- Task prompt: Below is a block of records; reproduce all of them exactly and leave out any pictures.

* begin *

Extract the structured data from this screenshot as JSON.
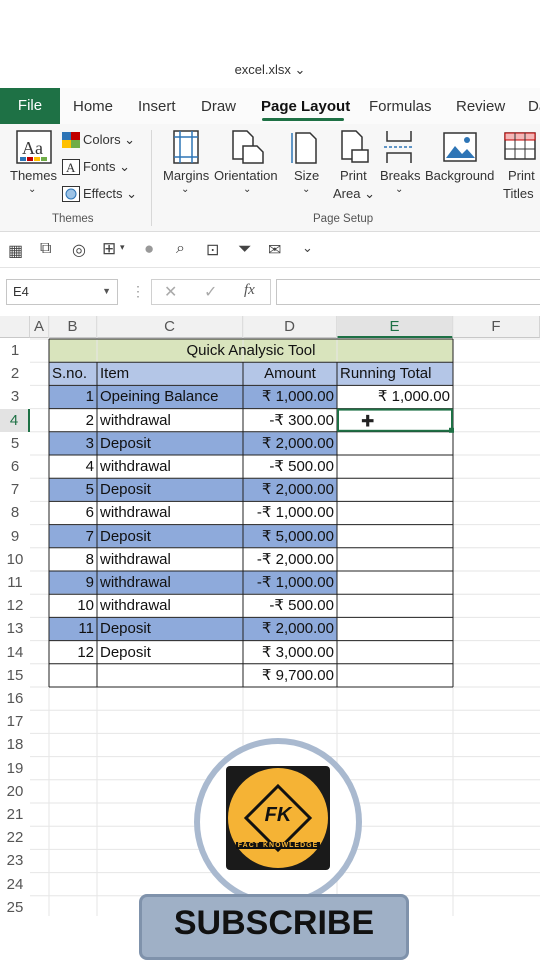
{
  "window": {
    "title": "excel.xlsx ⌄"
  },
  "tabs": [
    "File",
    "Home",
    "Insert",
    "Draw",
    "Page Layout",
    "Formulas",
    "Review",
    "Da"
  ],
  "ribbon": {
    "themes": {
      "label": "Themes",
      "colors": "Colors ⌄",
      "fonts": "Fonts ⌄",
      "effects": "Effects ⌄",
      "group": "Themes"
    },
    "page_setup": {
      "margins": "Margins",
      "orientation": "Orientation",
      "size": "Size",
      "print_area_1": "Print",
      "print_area_2": "Area ⌄",
      "breaks": "Breaks",
      "background": "Background",
      "print_titles_1": "Print",
      "print_titles_2": "Titles",
      "group": "Page Setup"
    }
  },
  "formula_bar": {
    "name_box": "E4",
    "fx": "fx"
  },
  "sheet": {
    "columns": [
      "A",
      "B",
      "C",
      "D",
      "E",
      "F"
    ],
    "rows": [
      "1",
      "2",
      "3",
      "4",
      "5",
      "6",
      "7",
      "8",
      "9",
      "10",
      "11",
      "12",
      "13",
      "14",
      "15",
      "16",
      "17",
      "18",
      "19",
      "20",
      "21",
      "22",
      "23",
      "24",
      "25"
    ],
    "title": "Quick Analysic Tool",
    "headers": {
      "sno": "S.no.",
      "item": "Item",
      "amount": "Amount",
      "running": "Running Total"
    },
    "data": [
      {
        "sno": "1",
        "item": "Opeining Balance",
        "amount": "₹ 1,000.00",
        "running": "₹ 1,000.00"
      },
      {
        "sno": "2",
        "item": "withdrawal",
        "amount": "-₹ 300.00",
        "running": ""
      },
      {
        "sno": "3",
        "item": "Deposit",
        "amount": "₹ 2,000.00",
        "running": ""
      },
      {
        "sno": "4",
        "item": "withdrawal",
        "amount": "-₹ 500.00",
        "running": ""
      },
      {
        "sno": "5",
        "item": "Deposit",
        "amount": "₹ 2,000.00",
        "running": ""
      },
      {
        "sno": "6",
        "item": "withdrawal",
        "amount": "-₹ 1,000.00",
        "running": ""
      },
      {
        "sno": "7",
        "item": "Deposit",
        "amount": "₹ 5,000.00",
        "running": ""
      },
      {
        "sno": "8",
        "item": "withdrawal",
        "amount": "-₹ 2,000.00",
        "running": ""
      },
      {
        "sno": "9",
        "item": "withdrawal",
        "amount": "-₹ 1,000.00",
        "running": ""
      },
      {
        "sno": "10",
        "item": "withdrawal",
        "amount": "-₹ 500.00",
        "running": ""
      },
      {
        "sno": "11",
        "item": "Deposit",
        "amount": "₹ 2,000.00",
        "running": ""
      },
      {
        "sno": "12",
        "item": "Deposit",
        "amount": "₹ 3,000.00",
        "running": ""
      }
    ],
    "total": "₹ 9,700.00"
  },
  "overlay": {
    "logo_line1": "FK",
    "logo_line2": "FACT KNOWLEDGE",
    "subscribe": "SUBSCRIBE"
  },
  "colors": {
    "green": "#1e7145",
    "title_fill": "#d9e4bd",
    "header_fill": "#b4c6e7",
    "band_fill": "#8eaadb"
  }
}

* end *

- Result:
Extract the structured data from this screenshot as JSON.
{
  "window": {
    "title": "excel.xlsx ⌄"
  },
  "tabs": [
    "File",
    "Home",
    "Insert",
    "Draw",
    "Page Layout",
    "Formulas",
    "Review",
    "Da"
  ],
  "ribbon": {
    "themes": {
      "label": "Themes",
      "colors": "Colors ⌄",
      "fonts": "Fonts ⌄",
      "effects": "Effects ⌄",
      "group": "Themes"
    },
    "page_setup": {
      "margins": "Margins",
      "orientation": "Orientation",
      "size": "Size",
      "print_area_1": "Print",
      "print_area_2": "Area ⌄",
      "breaks": "Breaks",
      "background": "Background",
      "print_titles_1": "Print",
      "print_titles_2": "Titles",
      "group": "Page Setup"
    }
  },
  "formula_bar": {
    "name_box": "E4",
    "fx": "fx"
  },
  "sheet": {
    "columns": [
      "A",
      "B",
      "C",
      "D",
      "E",
      "F"
    ],
    "rows": [
      "1",
      "2",
      "3",
      "4",
      "5",
      "6",
      "7",
      "8",
      "9",
      "10",
      "11",
      "12",
      "13",
      "14",
      "15",
      "16",
      "17",
      "18",
      "19",
      "20",
      "21",
      "22",
      "23",
      "24",
      "25"
    ],
    "title": "Quick Analysic Tool",
    "headers": {
      "sno": "S.no.",
      "item": "Item",
      "amount": "Amount",
      "running": "Running Total"
    },
    "data": [
      {
        "sno": "1",
        "item": "Opeining Balance",
        "amount": "₹ 1,000.00",
        "running": "₹ 1,000.00"
      },
      {
        "sno": "2",
        "item": "withdrawal",
        "amount": "-₹ 300.00",
        "running": ""
      },
      {
        "sno": "3",
        "item": "Deposit",
        "amount": "₹ 2,000.00",
        "running": ""
      },
      {
        "sno": "4",
        "item": "withdrawal",
        "amount": "-₹ 500.00",
        "running": ""
      },
      {
        "sno": "5",
        "item": "Deposit",
        "amount": "₹ 2,000.00",
        "running": ""
      },
      {
        "sno": "6",
        "item": "withdrawal",
        "amount": "-₹ 1,000.00",
        "running": ""
      },
      {
        "sno": "7",
        "item": "Deposit",
        "amount": "₹ 5,000.00",
        "running": ""
      },
      {
        "sno": "8",
        "item": "withdrawal",
        "amount": "-₹ 2,000.00",
        "running": ""
      },
      {
        "sno": "9",
        "item": "withdrawal",
        "amount": "-₹ 1,000.00",
        "running": ""
      },
      {
        "sno": "10",
        "item": "withdrawal",
        "amount": "-₹ 500.00",
        "running": ""
      },
      {
        "sno": "11",
        "item": "Deposit",
        "amount": "₹ 2,000.00",
        "running": ""
      },
      {
        "sno": "12",
        "item": "Deposit",
        "amount": "₹ 3,000.00",
        "running": ""
      }
    ],
    "total": "₹ 9,700.00"
  },
  "overlay": {
    "logo_line1": "FK",
    "logo_line2": "FACT KNOWLEDGE",
    "subscribe": "SUBSCRIBE"
  },
  "colors": {
    "green": "#1e7145",
    "title_fill": "#d9e4bd",
    "header_fill": "#b4c6e7",
    "band_fill": "#8eaadb"
  }
}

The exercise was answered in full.